Belkuy commented 8 months ago

@Belkuy 看下 kube-system namespace 里面 calico-node pod 的日志,如果里面有 ipset 相关的报错,可以把这个 daemonset 的镜像换成:registry.cn-beijing.aliyuncs.com/yunionio/calico-node:v3.12.1-ipset-6 试试

没有相关测错误信息。

@Belkuy 多谢反馈,排查中

我查了下,应该是没有修改 pod 里面的dns 配置,我看仍然是去找主机的dns 去 解析 svc (192.168.10.1和192.168.10.2 是宿主机的dns) 2024-03-11T06:38:25.688Z [ERROR] plugin/errors: 2 default-etcd-q28dhc5qnf.default-etcd.onecloud.svc. A: read udp 10.40.175.131:51393->192.168.10.2:53: i/o timeout 2024-03-11T06:38:25.688Z [ERROR] plugin/errors: 2 default-etcd-q28dhc5qnf.default-etcd.onecloud.svc. AAAA: read udp 10.40.175.131:51693->192.168.10.1:53: i/o timeout 2024-03-11T06:38:29.999Z [ERROR] plugin/errors: 2 default-keystone. A: read udp 10.40.175.131:36199->192.168.10.2:53: i/o timeout 2024-03-11T06:38:30.691Z [ERROR] plugin/errors: 2 default-etcd-q28dhc5qnf.default-etcd.onecloud.svc. AAAA: read udp 10.40.175.131:51824->192.168.10.2:53: i/o timeout 2024-03-11T06:38:30.691Z [ERROR] plugin/errors: 2 default-etcd-q28dhc5qnf.default-etcd.onecloud.svc. A: read udp 10.40.175.131:33314->192.168.10.2:53: i/o timeout 2024-03-11T06:38:35.696Z [ERROR] plugin/errors: 2 default-etcd-q28dhc5qnf.default-etcd.onecloud.svc. A: read udp 10.40.175.131:58309->192.168.10.1:53: i/o timeout 2024-03-11T06:38:35.696Z [ERROR] plugin/errors: 2 default-etcd-q28dhc5qnf.default-etcd.onecloud.svc. AAAA: read udp 10.40.175.131:58629->192.168.10.1:53: i/o timeout 2024-03-11T06:39:05.134Z [ERROR] plugin/errors: 2 default-keystone. A: read udp 10.40.175.131:58045->192.168.10.1:53: i/o timeout 2024-03-11T06:39:10.134Z [ERROR] plugin/errors: 2 default-keystone. A: read udp 10.40.175.131:34435->192.168.10.2:53: i/o timeout 2024-03-11T06:39:45.254Z [ERROR] plugin/errors: 2 default-keystone. AAAA: read udp 10.40.175.131:56712->192.168.10.1:53: i/o timeout 2024-03-11T06:39:50.254Z [ERROR] plugin/errors: 2 default-keystone. A: read udp 10.40.175.131:44761->192.168.10.1:53: i/o timeout

zhasm commented 8 months ago

registry.cn-beijing.aliyuncs.com/yunionio/calico-node:v3.12.1-ipset-6 试试

@Belkuy

  1. 看一下内核是否等于或高于 5.15;
  2. 直接替换为这个calico-node:v3.12.1-ipset-6 image,并重启相关组件,看看是否解决?

* * * * * * * * *

任务列表:
(1) 根据这段节选,192.168.10.1 和 192.168.10.2 是什么?
(2) 请原样输出这段节选中从 "zhasm commented 8" 一直到 "2. 直接替换为这个calico-node:v3.12.1-ipset-6 image,并重启相关组件,看看是否解决?" 的全部内容。

* * * * * * * * *

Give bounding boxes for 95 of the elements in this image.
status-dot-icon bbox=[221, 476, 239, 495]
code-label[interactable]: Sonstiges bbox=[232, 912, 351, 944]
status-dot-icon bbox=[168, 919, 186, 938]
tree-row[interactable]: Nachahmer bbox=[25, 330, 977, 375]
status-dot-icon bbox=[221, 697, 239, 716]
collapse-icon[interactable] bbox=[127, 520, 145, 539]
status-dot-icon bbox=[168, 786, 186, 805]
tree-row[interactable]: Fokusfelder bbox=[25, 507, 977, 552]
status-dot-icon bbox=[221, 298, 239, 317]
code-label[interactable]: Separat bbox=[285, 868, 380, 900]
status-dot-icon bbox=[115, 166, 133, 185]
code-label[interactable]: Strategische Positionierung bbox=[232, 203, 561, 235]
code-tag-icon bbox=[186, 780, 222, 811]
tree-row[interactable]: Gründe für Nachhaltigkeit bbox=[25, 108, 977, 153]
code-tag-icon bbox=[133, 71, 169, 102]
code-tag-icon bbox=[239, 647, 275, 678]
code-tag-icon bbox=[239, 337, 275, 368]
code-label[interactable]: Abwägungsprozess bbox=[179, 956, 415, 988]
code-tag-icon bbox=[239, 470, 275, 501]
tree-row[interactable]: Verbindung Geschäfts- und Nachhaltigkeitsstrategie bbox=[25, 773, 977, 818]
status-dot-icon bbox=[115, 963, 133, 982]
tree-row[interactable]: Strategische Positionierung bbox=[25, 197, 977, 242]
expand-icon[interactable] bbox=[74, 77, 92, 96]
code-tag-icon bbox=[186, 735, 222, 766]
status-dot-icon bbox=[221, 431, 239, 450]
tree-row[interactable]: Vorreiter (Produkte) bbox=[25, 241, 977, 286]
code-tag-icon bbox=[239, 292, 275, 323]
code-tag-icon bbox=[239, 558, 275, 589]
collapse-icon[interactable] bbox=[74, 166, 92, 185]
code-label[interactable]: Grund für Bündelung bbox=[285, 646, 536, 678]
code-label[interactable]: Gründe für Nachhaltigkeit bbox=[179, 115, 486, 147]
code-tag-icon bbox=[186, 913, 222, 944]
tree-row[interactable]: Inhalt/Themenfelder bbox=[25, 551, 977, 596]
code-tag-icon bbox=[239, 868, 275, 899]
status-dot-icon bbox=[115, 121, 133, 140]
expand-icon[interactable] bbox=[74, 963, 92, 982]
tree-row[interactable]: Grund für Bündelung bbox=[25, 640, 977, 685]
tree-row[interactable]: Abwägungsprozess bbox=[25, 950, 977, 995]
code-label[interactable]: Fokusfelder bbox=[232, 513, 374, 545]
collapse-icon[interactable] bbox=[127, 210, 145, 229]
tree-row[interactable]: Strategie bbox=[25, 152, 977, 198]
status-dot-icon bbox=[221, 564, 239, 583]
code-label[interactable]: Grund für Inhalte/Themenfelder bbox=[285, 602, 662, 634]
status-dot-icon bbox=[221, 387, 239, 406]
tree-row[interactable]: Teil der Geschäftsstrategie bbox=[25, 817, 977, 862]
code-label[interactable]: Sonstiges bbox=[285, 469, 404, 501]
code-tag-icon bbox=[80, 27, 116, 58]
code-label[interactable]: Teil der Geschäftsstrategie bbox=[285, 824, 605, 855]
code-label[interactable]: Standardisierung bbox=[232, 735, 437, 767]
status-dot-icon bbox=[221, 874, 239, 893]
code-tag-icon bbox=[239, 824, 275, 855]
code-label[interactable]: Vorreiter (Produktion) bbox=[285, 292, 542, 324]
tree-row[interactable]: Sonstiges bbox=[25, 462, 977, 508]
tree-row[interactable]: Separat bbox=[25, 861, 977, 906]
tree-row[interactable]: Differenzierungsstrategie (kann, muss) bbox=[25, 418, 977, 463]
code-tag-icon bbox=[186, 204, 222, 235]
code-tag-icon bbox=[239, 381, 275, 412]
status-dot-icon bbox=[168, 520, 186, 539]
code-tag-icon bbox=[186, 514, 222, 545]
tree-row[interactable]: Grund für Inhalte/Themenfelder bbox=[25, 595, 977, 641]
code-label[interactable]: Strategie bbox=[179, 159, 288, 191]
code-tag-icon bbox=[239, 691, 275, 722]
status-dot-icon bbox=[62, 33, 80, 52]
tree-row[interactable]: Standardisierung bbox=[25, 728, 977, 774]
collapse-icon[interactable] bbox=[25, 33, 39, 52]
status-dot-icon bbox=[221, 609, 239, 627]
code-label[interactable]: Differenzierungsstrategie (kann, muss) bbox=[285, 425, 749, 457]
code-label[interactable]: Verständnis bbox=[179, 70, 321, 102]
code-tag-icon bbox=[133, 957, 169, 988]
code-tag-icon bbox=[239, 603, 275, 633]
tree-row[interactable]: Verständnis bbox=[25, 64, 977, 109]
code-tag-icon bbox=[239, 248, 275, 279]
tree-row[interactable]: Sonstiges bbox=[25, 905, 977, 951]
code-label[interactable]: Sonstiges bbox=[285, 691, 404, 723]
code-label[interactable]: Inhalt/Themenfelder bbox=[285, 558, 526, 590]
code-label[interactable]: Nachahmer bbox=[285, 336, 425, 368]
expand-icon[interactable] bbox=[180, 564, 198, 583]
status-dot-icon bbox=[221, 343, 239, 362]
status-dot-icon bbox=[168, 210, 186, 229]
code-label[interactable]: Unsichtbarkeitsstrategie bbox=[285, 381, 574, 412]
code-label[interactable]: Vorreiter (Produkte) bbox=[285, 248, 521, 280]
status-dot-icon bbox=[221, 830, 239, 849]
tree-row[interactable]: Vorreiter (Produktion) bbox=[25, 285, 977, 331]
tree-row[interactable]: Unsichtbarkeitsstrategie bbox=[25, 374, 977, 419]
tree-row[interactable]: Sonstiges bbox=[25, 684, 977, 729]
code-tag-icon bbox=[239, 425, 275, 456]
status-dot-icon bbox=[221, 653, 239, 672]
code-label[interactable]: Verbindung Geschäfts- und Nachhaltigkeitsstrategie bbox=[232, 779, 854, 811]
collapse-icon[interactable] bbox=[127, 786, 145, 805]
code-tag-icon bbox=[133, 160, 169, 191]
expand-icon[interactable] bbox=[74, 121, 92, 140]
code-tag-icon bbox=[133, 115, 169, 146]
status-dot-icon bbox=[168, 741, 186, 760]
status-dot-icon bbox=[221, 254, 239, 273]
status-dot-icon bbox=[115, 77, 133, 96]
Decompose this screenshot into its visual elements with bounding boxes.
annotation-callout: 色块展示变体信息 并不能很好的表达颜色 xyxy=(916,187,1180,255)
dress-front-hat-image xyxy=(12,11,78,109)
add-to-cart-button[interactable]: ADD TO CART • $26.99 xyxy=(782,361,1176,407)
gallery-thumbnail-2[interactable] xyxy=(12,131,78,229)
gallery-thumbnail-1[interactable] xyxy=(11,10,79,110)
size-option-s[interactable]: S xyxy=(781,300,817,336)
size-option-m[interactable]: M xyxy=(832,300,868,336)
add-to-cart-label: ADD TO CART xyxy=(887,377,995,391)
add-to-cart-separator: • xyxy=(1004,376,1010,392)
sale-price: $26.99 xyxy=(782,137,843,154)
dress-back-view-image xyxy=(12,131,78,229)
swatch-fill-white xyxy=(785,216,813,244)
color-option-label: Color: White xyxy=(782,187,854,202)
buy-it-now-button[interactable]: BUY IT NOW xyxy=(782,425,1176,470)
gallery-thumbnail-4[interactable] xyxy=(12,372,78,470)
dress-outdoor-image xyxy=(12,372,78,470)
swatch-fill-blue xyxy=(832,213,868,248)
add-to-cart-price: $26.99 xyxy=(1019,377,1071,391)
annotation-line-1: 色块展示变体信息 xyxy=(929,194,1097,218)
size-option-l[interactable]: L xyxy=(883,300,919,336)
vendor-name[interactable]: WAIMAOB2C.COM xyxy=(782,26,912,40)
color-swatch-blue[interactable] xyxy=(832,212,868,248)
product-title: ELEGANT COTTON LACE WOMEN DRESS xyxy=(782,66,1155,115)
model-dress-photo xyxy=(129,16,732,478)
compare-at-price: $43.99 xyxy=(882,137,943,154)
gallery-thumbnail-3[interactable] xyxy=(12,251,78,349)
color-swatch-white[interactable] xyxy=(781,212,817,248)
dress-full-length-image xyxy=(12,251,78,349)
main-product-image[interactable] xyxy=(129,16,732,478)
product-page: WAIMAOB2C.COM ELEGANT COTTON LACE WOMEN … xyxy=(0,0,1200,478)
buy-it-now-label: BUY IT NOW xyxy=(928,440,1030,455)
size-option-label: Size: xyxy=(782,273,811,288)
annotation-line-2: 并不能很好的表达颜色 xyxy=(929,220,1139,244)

* * * * * * * * *

各题解答:
(1) 宿主机的 DNS。

(2)
zhasm commented 8 months ago

registry.cn-beijing.aliyuncs.com/yunionio/calico-node:v3.12.1-ipset-6 试试

@Belkuy

  1. 看一下内核是否等于或高于 5.15;
  2. 直接替换为这个calico-node:v3.12.1-ipset-6 image,并重启相关组件,看看是否解决?